### Set task a:
In the excerpt about building a hackintosh, what price is given for buying the OS pre-installed on a thumb drive from the Mac store?

****************************************

Today I went and looked for the Apple Software Development Kit (SDK).  Its free, and is designed to run under Mac OS (of course!).  So… how to proceed?  Would I need to buy a Mac to explore this?  Not an option right now.  A bit of we browsing has revealed a lot on how to create a “hackintosh” – a normal PC running Mac OS natively.  This was made technically possible when MacOS converted to running on the Intel platform a number of years ago.  One needs either a new PC machine (cheaper than a Mac equivalent) or a partition on an existing Windows box.  Fortunately, my Windows 7 machine has several hundred GBs free on its disk, so I just used the Windows disk management (control panel -> Administrative Tools -> Computer Management -> Storage -> Disk Management) to shrink the partition freeing up space for a Mac OS partition.  The hackintosh page indicates I need a Mac OS thumb-drive to boot from.  This can be created by downloading the Mac OS DVD image ($29 from the Mac Store) and placing on your own USB thumb drive, or buy buying the OS pre-installed on a thumb drive from the Mac store ($69).  Given that a 16GB thumb drive cost at least half the difference, and requires some effort to format and move the DVD image over, I opted to order the pre-installed device.  That should be here next week.

****************************************

### Set task b:
Output the records from their first line through the line containing "Enumerate the UI" as a Markdown table with the columns Row and Line, numbering each row and leaving out blank lines. Omit the pictures from the table.

(Item position entries)
****************************************

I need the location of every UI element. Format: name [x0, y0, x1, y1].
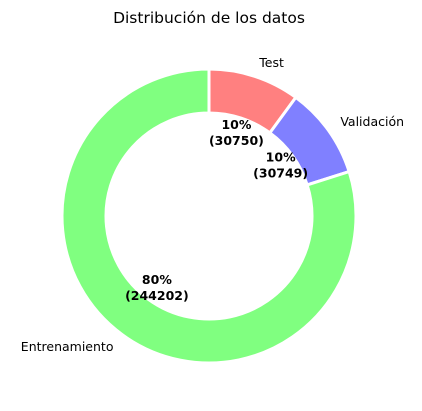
percent-label-entrenamiento: 80% (244202) — [125, 272, 189, 303]
count-value-validacion: (30749) — [253, 166, 308, 181]
percent-value-test: 10% — [221, 117, 251, 132]
slices-layer — [60, 67, 358, 365]
percent-label-validacion: 10% (30749) — [253, 150, 308, 181]
percent-value-validacion: 10% — [266, 150, 296, 165]
percent-label-test: 10% (30750) — [209, 117, 264, 148]
chart-title: Distribución de los datos — [113, 9, 305, 27]
category-label-validacion: Validación — [340, 114, 404, 129]
slice-entrenamiento — [60, 67, 358, 365]
category-label-test: Test — [258, 55, 284, 70]
count-value-test: (30750) — [209, 133, 264, 148]
category-label-entrenamiento: Entrenamiento — [21, 339, 114, 354]
count-value-entrenamiento: (244202) — [125, 288, 189, 303]
percent-value-entrenamiento: 80% — [142, 272, 172, 287]
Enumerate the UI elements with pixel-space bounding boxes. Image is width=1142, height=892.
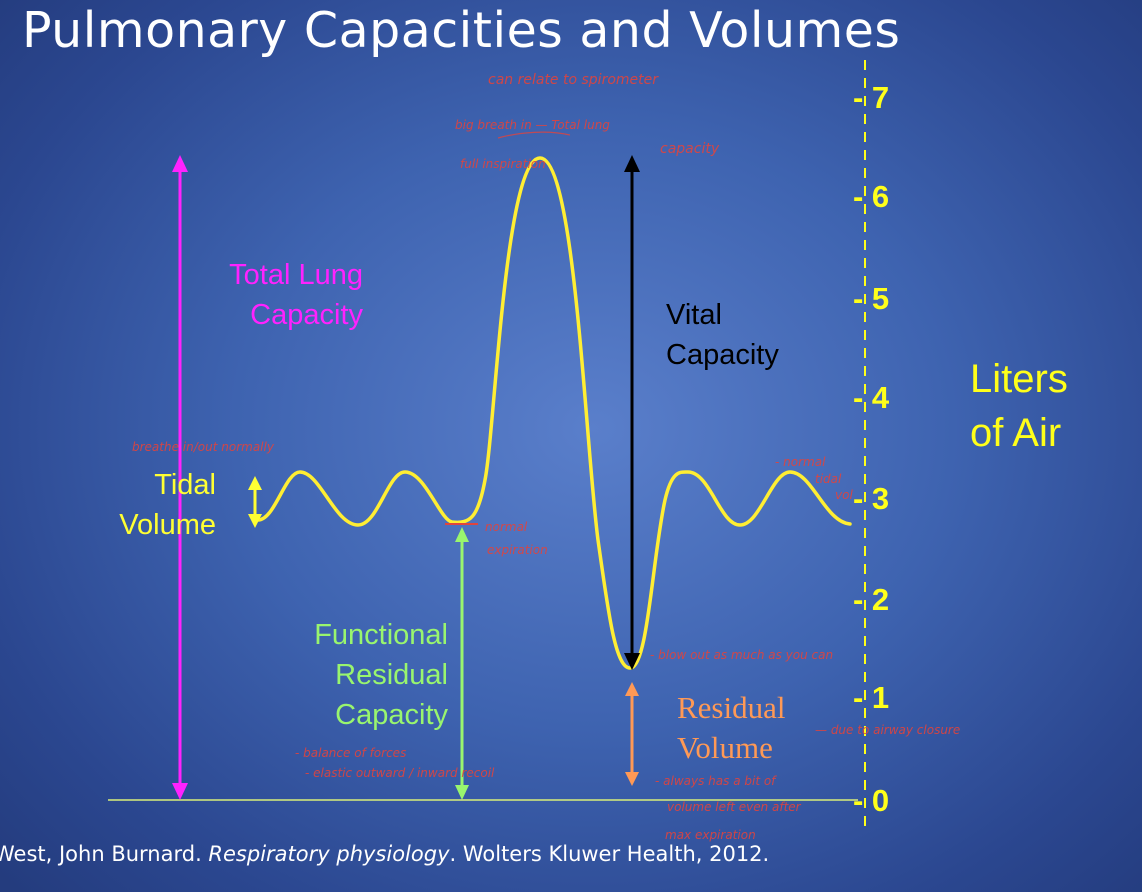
spirogram-curve — [256, 156, 852, 670]
tick-label-3: - 3 — [853, 481, 890, 516]
frc-label-line3: Capacity — [335, 699, 448, 731]
rv-arrow — [625, 682, 639, 786]
tv-label-line2: Volume — [119, 509, 216, 541]
slide-title: Pulmonary Capacities and Volumes — [22, 2, 901, 59]
tick-label-7: - 7 — [853, 80, 890, 115]
tick-label-4: - 4 — [853, 380, 890, 415]
tv-arrow — [248, 476, 262, 528]
annotation-spirometer: can relate to spirometer — [488, 72, 658, 88]
annotation-big-breath: big breath in — Total lung — [455, 118, 610, 132]
tv-label: Tidal Volume — [100, 465, 216, 545]
rv-label-line2: Volume — [677, 730, 773, 765]
annotation-normal-expiration: normal — [485, 520, 528, 534]
vc-label-line2: Capacity — [666, 339, 779, 371]
tick-label-6: - 6 — [853, 179, 890, 214]
tlc-label: Total Lung Capacity — [205, 255, 363, 335]
annotation-airway-closure: — due to airway closure — [815, 723, 961, 737]
annotation-always-bit: - always has a bit of — [655, 774, 776, 788]
citation-rest: . Wolters Kluwer Health, 2012. — [449, 842, 770, 866]
annotation-volume-left: volume left even after — [667, 800, 801, 814]
tick-label-0: - 0 — [853, 783, 890, 818]
tick-label-2: - 2 — [853, 582, 890, 617]
handwritten-underline — [497, 131, 571, 139]
tick-label-1: - 1 — [853, 680, 890, 715]
annotation-capacity: capacity — [660, 141, 720, 157]
axis-title-line2: of Air — [970, 411, 1062, 455]
tlc-label-line1: Total Lung — [229, 259, 363, 291]
annotation-full-inspiration: full inspiration — [460, 157, 546, 171]
annotation-normal-expiration-2: expiration — [487, 543, 548, 557]
vc-arrow — [624, 155, 640, 670]
annotation-elastic-recoil: - elastic outward / inward recoil — [305, 766, 495, 780]
annotation-max-expiration: max expiration — [665, 828, 756, 842]
annotation-breathe-normally: breathe in/out normally — [132, 440, 274, 454]
annotation-normal-tidal: - normal — [775, 455, 826, 469]
annotation-forced-exhale: - blow out as much as you can — [650, 648, 834, 662]
citation: West, John Burnard. Respiratory physiolo… — [0, 842, 769, 866]
frc-label: Functional Residual Capacity — [290, 615, 448, 735]
rv-label: Residual Volume — [677, 688, 786, 768]
axis-title: Liters of Air — [970, 352, 1068, 460]
annotation-balance-forces: - balance of forces — [295, 746, 407, 760]
vc-label-line1: Vital — [666, 299, 722, 331]
tick-label-5: - 5 — [853, 281, 890, 316]
tv-label-line1: Tidal — [154, 469, 216, 501]
annotation-normal-tidal-2: tidal — [815, 472, 842, 486]
rv-label-line1: Residual — [677, 690, 786, 725]
tlc-arrow — [172, 155, 188, 800]
frc-label-line2: Residual — [335, 659, 448, 691]
frc-arrow — [455, 527, 469, 800]
vc-label: Vital Capacity — [666, 295, 779, 375]
frc-label-line1: Functional — [314, 619, 448, 651]
axis-title-line1: Liters — [970, 357, 1068, 401]
tlc-label-line2: Capacity — [250, 299, 363, 331]
citation-work: Respiratory physiology — [208, 842, 450, 866]
annotation-normal-tidal-3: vol — [835, 488, 853, 502]
citation-author: West, John Burnard. — [0, 842, 209, 866]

****************************************

### Exercise response a:
$69

### Exercise response b:
| Row | Line |
|---|---|
| 1 | I need the location of every UI element. Format: name [x0, y0, x1, y1]. |
| 2 | percent-label-entrenamiento: 80% (244202) — [125, 272, 189, 303] |
| 3 | count-value-validacion: (30749) — [253, 166, 308, 181] |
| 4 | percent-value-test: 10% — [221, 117, 251, 132] |
| 5 | slices-layer — [60, 67, 358, 365] |
| 6 | percent-label-validacion: 10% (30749) — [253, 150, 308, 181] |
| 7 | percent-value-validacion: 10% — [266, 150, 296, 165] |
| 8 | percent-label-test: 10% (30750) — [209, 117, 264, 148] |
| 9 | chart-title: Distribución de los datos — [113, 9, 305, 27] |
| 10 | category-label-validacion: Validación — [340, 114, 404, 129] |
| 11 | slice-entrenamiento — [60, 67, 358, 365] |
| 12 | category-label-test: Test — [258, 55, 284, 70] |
| 13 | count-value-test: (30750) — [209, 133, 264, 148] |
| 14 | category-label-entrenamiento: Entrenamiento — [21, 339, 114, 354] |
| 15 | count-value-entrenamiento: (244202) — [125, 288, 189, 303] |
| 16 | percent-value-entrenamiento: 80% — [142, 272, 172, 287] |
| 17 | Enumerate the UI elements with pixel-space bounding boxes. Image is width=1142, height=892. |